TASK STATEMENT >> Repeat every record below exactly, but leave out any pictures.

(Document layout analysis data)
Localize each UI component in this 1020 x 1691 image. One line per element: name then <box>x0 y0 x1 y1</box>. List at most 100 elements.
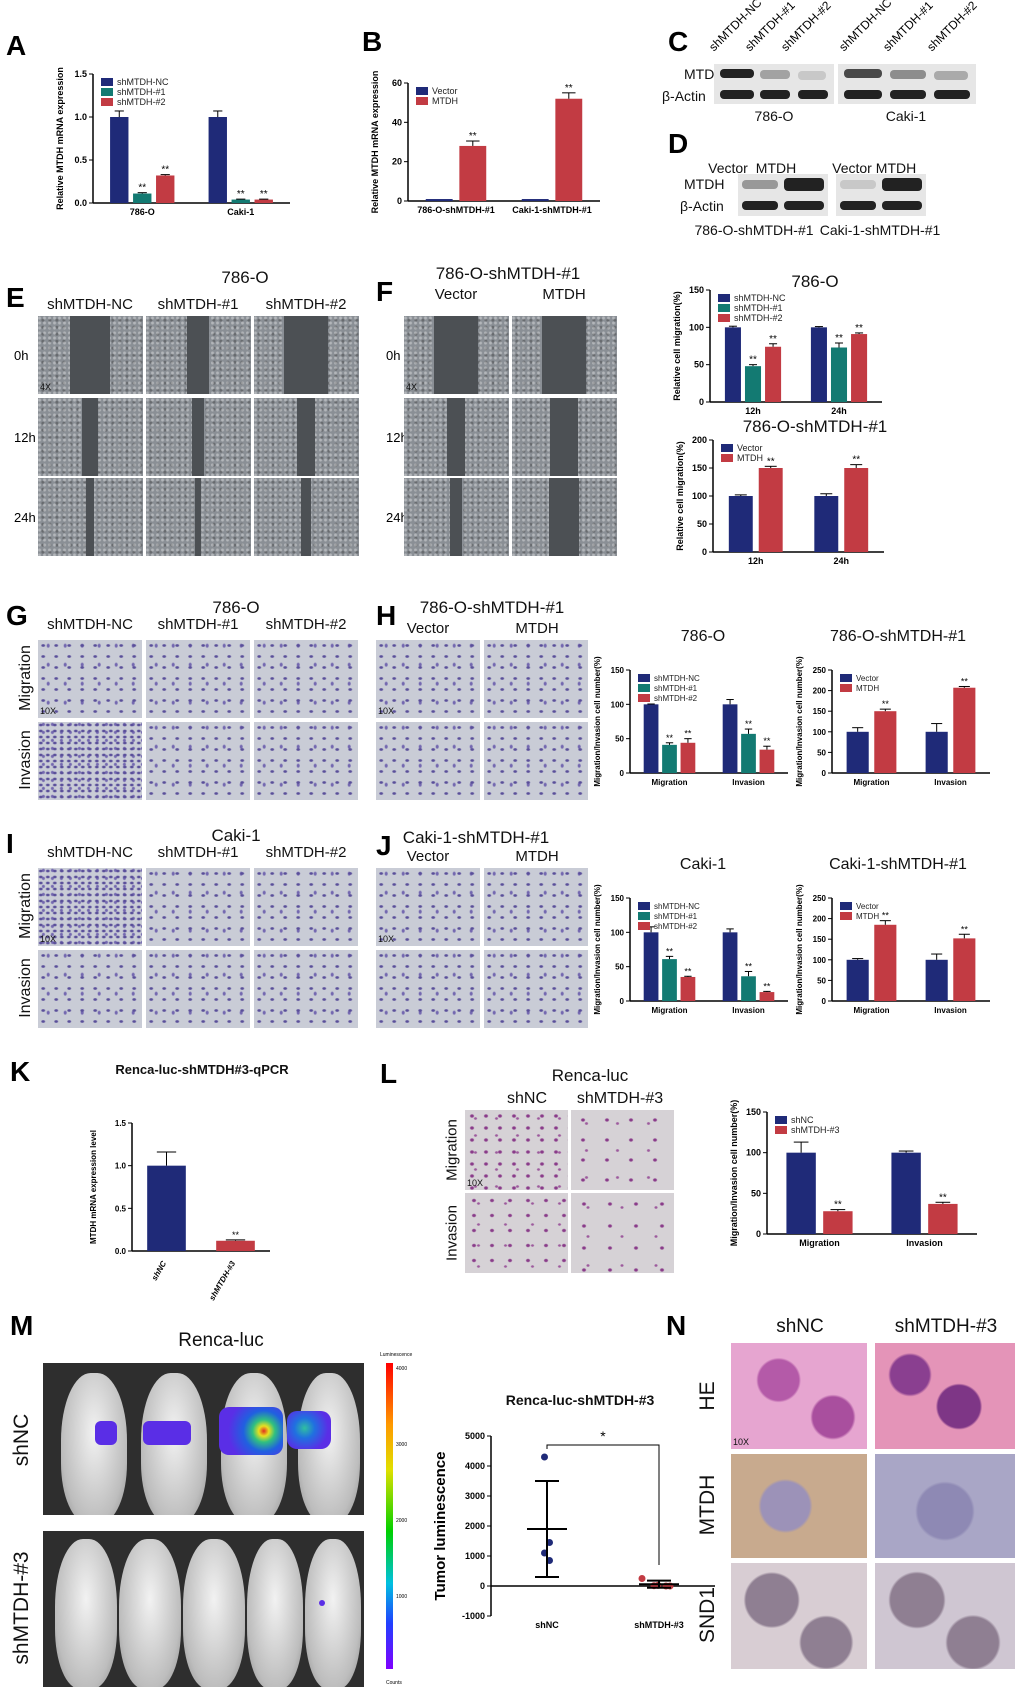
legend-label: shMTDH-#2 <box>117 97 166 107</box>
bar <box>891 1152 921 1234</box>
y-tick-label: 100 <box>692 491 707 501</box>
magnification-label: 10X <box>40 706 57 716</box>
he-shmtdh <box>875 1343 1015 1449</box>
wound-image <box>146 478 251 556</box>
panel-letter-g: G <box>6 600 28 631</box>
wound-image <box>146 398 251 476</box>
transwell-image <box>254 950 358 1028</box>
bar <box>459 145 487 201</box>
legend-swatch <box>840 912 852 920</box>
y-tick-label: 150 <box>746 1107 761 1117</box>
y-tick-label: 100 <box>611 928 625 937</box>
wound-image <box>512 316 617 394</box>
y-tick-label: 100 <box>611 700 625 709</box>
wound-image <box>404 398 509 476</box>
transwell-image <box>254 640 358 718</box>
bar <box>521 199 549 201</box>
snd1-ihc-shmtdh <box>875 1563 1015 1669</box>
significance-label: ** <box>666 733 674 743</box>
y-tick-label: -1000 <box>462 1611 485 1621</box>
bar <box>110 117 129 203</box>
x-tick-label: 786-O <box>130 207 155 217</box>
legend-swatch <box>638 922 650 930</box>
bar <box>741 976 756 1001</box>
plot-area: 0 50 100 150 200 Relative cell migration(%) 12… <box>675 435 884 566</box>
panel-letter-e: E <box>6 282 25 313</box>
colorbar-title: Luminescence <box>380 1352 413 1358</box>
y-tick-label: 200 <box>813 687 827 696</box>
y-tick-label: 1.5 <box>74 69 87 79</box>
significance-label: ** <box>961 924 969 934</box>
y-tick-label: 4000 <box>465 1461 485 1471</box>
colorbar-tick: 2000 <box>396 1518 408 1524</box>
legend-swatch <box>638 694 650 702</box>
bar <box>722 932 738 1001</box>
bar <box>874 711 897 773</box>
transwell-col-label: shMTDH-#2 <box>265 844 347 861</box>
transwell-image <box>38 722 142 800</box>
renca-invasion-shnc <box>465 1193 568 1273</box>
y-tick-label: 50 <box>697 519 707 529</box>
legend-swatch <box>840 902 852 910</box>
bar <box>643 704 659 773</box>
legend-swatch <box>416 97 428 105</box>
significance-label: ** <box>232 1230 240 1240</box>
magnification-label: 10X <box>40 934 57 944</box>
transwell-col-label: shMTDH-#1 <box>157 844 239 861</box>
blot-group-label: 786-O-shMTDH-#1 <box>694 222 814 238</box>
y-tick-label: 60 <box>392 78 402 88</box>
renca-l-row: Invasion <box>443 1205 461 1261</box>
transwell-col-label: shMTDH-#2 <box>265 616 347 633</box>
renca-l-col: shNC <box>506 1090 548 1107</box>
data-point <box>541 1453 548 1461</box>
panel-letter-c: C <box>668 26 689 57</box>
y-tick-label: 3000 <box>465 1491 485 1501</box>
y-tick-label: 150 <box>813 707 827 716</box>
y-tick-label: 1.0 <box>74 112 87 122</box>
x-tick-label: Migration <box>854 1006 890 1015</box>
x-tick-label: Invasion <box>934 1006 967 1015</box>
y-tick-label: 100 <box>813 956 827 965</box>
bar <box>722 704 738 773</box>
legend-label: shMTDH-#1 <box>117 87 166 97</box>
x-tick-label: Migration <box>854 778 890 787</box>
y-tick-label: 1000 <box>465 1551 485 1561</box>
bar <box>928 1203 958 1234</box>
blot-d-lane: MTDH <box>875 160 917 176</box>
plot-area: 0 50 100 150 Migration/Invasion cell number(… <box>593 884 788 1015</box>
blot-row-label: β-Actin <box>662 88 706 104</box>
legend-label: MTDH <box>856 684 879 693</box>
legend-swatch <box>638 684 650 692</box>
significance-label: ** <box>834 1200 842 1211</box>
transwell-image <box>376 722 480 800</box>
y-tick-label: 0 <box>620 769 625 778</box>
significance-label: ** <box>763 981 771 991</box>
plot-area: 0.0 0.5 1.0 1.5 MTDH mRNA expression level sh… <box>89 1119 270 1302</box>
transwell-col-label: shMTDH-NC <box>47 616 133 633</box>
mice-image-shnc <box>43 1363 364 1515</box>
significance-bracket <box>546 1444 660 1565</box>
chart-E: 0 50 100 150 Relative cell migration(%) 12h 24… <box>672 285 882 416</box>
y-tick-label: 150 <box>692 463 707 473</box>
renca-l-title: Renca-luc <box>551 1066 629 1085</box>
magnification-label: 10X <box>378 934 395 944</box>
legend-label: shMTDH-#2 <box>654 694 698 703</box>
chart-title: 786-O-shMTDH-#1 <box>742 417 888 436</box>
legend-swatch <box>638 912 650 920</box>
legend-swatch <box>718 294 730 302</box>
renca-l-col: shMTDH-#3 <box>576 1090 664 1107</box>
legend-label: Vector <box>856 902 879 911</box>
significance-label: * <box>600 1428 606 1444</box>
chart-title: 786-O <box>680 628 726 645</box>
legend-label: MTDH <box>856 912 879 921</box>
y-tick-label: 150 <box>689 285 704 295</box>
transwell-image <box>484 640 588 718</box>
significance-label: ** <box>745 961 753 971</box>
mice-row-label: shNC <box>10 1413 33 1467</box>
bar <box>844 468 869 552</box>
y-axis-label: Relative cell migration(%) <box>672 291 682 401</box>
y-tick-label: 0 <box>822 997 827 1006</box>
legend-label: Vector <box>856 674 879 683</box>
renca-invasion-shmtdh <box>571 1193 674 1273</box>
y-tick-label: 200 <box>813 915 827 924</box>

COMPLETED TASK >>
Localize each UI component in this 1020 x 1691 image. One line per element: name then <box>x0 y0 x1 y1</box>. List at most 100 elements.
legend-label: shMTDH-#2 <box>117 97 166 107</box>
bar <box>891 1152 921 1234</box>
y-tick-label: 100 <box>692 491 707 501</box>
magnification-label: 10X <box>40 706 57 716</box>
he-shmtdh <box>875 1343 1015 1449</box>
wound-image <box>146 478 251 556</box>
panel-letter-g: G <box>6 600 28 631</box>
wound-image <box>146 398 251 476</box>
transwell-image <box>254 950 358 1028</box>
bar <box>459 145 487 201</box>
legend-swatch <box>840 912 852 920</box>
y-tick-label: 150 <box>746 1107 761 1117</box>
y-tick-label: 100 <box>611 928 625 937</box>
wound-image <box>512 316 617 394</box>
y-tick-label: 100 <box>611 700 625 709</box>
wound-image <box>404 398 509 476</box>
transwell-image <box>254 640 358 718</box>
bar <box>521 199 549 201</box>
snd1-ihc-shmtdh <box>875 1563 1015 1669</box>
significance-label: ** <box>666 733 674 743</box>
y-tick-label: -1000 <box>462 1611 485 1621</box>
bar <box>110 117 129 203</box>
x-tick-label: 786-O <box>130 207 155 217</box>
legend-swatch <box>638 922 650 930</box>
bar <box>741 976 756 1001</box>
plot-area: 0 50 100 150 200 Relative cell migration(%) 12… <box>675 435 884 566</box>
panel-letter-e: E <box>6 282 25 313</box>
colorbar-title: Luminescence <box>380 1352 413 1358</box>
y-tick-label: 200 <box>813 687 827 696</box>
y-tick-label: 1.5 <box>74 69 87 79</box>
significance-label: ** <box>961 924 969 934</box>
y-tick-label: 4000 <box>465 1461 485 1471</box>
colorbar-tick: 2000 <box>396 1518 408 1524</box>
legend-swatch <box>638 694 650 702</box>
bar <box>722 932 738 1001</box>
bar <box>874 711 897 773</box>
transwell-col-label: shMTDH-#2 <box>265 844 347 861</box>
transwell-image <box>38 722 142 800</box>
renca-invasion-shnc <box>465 1193 568 1273</box>
y-tick-label: 50 <box>697 519 707 529</box>
legend-swatch <box>840 902 852 910</box>
bar <box>643 704 659 773</box>
legend-swatch <box>416 97 428 105</box>
significance-label: ** <box>232 1230 240 1240</box>
magnification-label: 10X <box>40 934 57 944</box>
transwell-col-label: shMTDH-#1 <box>157 844 239 861</box>
blot-group-label: 786-O-shMTDH-#1 <box>694 222 814 238</box>
y-tick-label: 60 <box>392 78 402 88</box>
renca-l-row: Invasion <box>443 1205 461 1261</box>
transwell-col-label: shMTDH-#2 <box>265 616 347 633</box>
renca-l-col: shNC <box>506 1090 548 1107</box>
data-point <box>541 1453 548 1461</box>
panel-letter-c: C <box>668 26 689 57</box>
y-tick-label: 3000 <box>465 1491 485 1501</box>
y-tick-label: 150 <box>813 707 827 716</box>
y-tick-label: 1.0 <box>74 112 87 122</box>
x-tick-label: Migration <box>854 1006 890 1015</box>
x-tick-label: Invasion <box>934 1006 967 1015</box>
y-tick-label: 100 <box>813 956 827 965</box>
bar <box>722 704 738 773</box>
legend-label: shMTDH-#1 <box>117 87 166 97</box>
x-tick-label: Migration <box>854 778 890 787</box>
y-tick-label: 1000 <box>465 1551 485 1561</box>
bar <box>928 1203 958 1234</box>
blot-d-lane: MTDH <box>875 160 917 176</box>
plot-area: 0 50 100 150 Migration/Invasion cell number(… <box>593 884 788 1015</box>
blot-row-label: β-Actin <box>662 88 706 104</box>
legend-label: MTDH <box>856 684 879 693</box>
legend-swatch <box>638 684 650 692</box>
significance-label: ** <box>834 1200 842 1211</box>
transwell-image <box>376 722 480 800</box>
y-tick-label: 0 <box>620 769 625 778</box>
significance-label: ** <box>763 981 771 991</box>
plot-area: 0.0 0.5 1.0 1.5 MTDH mRNA expression level sh… <box>89 1119 270 1302</box>
transwell-col-label: shMTDH-NC <box>47 616 133 633</box>
mice-image-shnc <box>43 1363 364 1515</box>
significance-bracket <box>546 1444 660 1565</box>
chart-E: 0 50 100 150 Relative cell migration(%) 12h 24… <box>672 285 882 416</box>
y-tick-label: 150 <box>692 463 707 473</box>
renca-l-title: Renca-luc <box>551 1066 629 1085</box>
magnification-label: 10X <box>378 934 395 944</box>
legend-label: shMTDH-#2 <box>654 694 698 703</box>
chart-title: 786-O-shMTDH-#1 <box>742 417 888 436</box>
legend-swatch <box>638 912 650 920</box>
legend-swatch <box>718 294 730 302</box>
renca-l-col: shMTDH-#3 <box>576 1090 664 1107</box>
legend-label: Vector <box>856 902 879 911</box>
significance-label: * <box>600 1428 606 1444</box>
chart-title: 786-O <box>680 628 726 645</box>
legend-label: MTDH <box>856 912 879 921</box>
y-tick-label: 150 <box>689 285 704 295</box>
transwell-image <box>484 640 588 718</box>
significance-label: ** <box>745 961 753 971</box>
mice-row-label: shNC <box>10 1413 33 1467</box>
bar <box>844 468 869 552</box>
y-axis-label: Relative cell migration(%) <box>672 291 682 401</box>
y-tick-label: 0 <box>822 997 827 1006</box>
legend-label: Vector <box>856 674 879 683</box>
renca-invasion-shmtdh <box>571 1193 674 1273</box>
y-tick-label: 200 <box>813 915 827 924</box>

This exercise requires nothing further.